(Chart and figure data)
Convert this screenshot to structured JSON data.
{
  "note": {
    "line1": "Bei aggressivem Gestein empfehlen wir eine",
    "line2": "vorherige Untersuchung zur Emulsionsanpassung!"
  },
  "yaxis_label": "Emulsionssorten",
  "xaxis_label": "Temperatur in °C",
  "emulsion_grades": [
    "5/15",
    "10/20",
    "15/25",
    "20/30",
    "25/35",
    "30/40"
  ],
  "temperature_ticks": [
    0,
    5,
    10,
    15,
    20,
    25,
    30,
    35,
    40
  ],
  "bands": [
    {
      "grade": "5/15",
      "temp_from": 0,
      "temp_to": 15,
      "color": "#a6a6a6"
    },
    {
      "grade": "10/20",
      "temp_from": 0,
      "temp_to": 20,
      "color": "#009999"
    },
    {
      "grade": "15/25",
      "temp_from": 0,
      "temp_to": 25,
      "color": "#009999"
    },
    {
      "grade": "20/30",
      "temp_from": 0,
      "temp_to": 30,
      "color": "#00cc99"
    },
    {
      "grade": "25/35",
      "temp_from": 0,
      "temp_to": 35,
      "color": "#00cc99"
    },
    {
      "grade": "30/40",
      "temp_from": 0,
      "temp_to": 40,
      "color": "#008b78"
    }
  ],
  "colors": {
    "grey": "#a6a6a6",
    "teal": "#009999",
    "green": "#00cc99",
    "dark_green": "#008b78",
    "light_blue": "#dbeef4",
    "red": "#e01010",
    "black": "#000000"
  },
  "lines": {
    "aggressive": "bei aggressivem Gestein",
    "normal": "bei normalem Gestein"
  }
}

Description of the task
Your task is to print the whole listing again exactly.

Completed exercise
Convert this screenshot to structured JSON data.
{
  "note": {
    "line1": "Bei aggressivem Gestein empfehlen wir eine",
    "line2": "vorherige Untersuchung zur Emulsionsanpassung!"
  },
  "yaxis_label": "Emulsionssorten",
  "xaxis_label": "Temperatur in °C",
  "emulsion_grades": [
    "5/15",
    "10/20",
    "15/25",
    "20/30",
    "25/35",
    "30/40"
  ],
  "temperature_ticks": [
    0,
    5,
    10,
    15,
    20,
    25,
    30,
    35,
    40
  ],
  "bands": [
    {
      "grade": "5/15",
      "temp_from": 0,
      "temp_to": 15,
      "color": "#a6a6a6"
    },
    {
      "grade": "10/20",
      "temp_from": 0,
      "temp_to": 20,
      "color": "#009999"
    },
    {
      "grade": "15/25",
      "temp_from": 0,
      "temp_to": 25,
      "color": "#009999"
    },
    {
      "grade": "20/30",
      "temp_from": 0,
      "temp_to": 30,
      "color": "#00cc99"
    },
    {
      "grade": "25/35",
      "temp_from": 0,
      "temp_to": 35,
      "color": "#00cc99"
    },
    {
      "grade": "30/40",
      "temp_from": 0,
      "temp_to": 40,
      "color": "#008b78"
    }
  ],
  "colors": {
    "grey": "#a6a6a6",
    "teal": "#009999",
    "green": "#00cc99",
    "dark_green": "#008b78",
    "light_blue": "#dbeef4",
    "red": "#e01010",
    "black": "#000000"
  },
  "lines": {
    "aggressive": "bei aggressivem Gestein",
    "normal": "bei normalem Gestein"
  }
}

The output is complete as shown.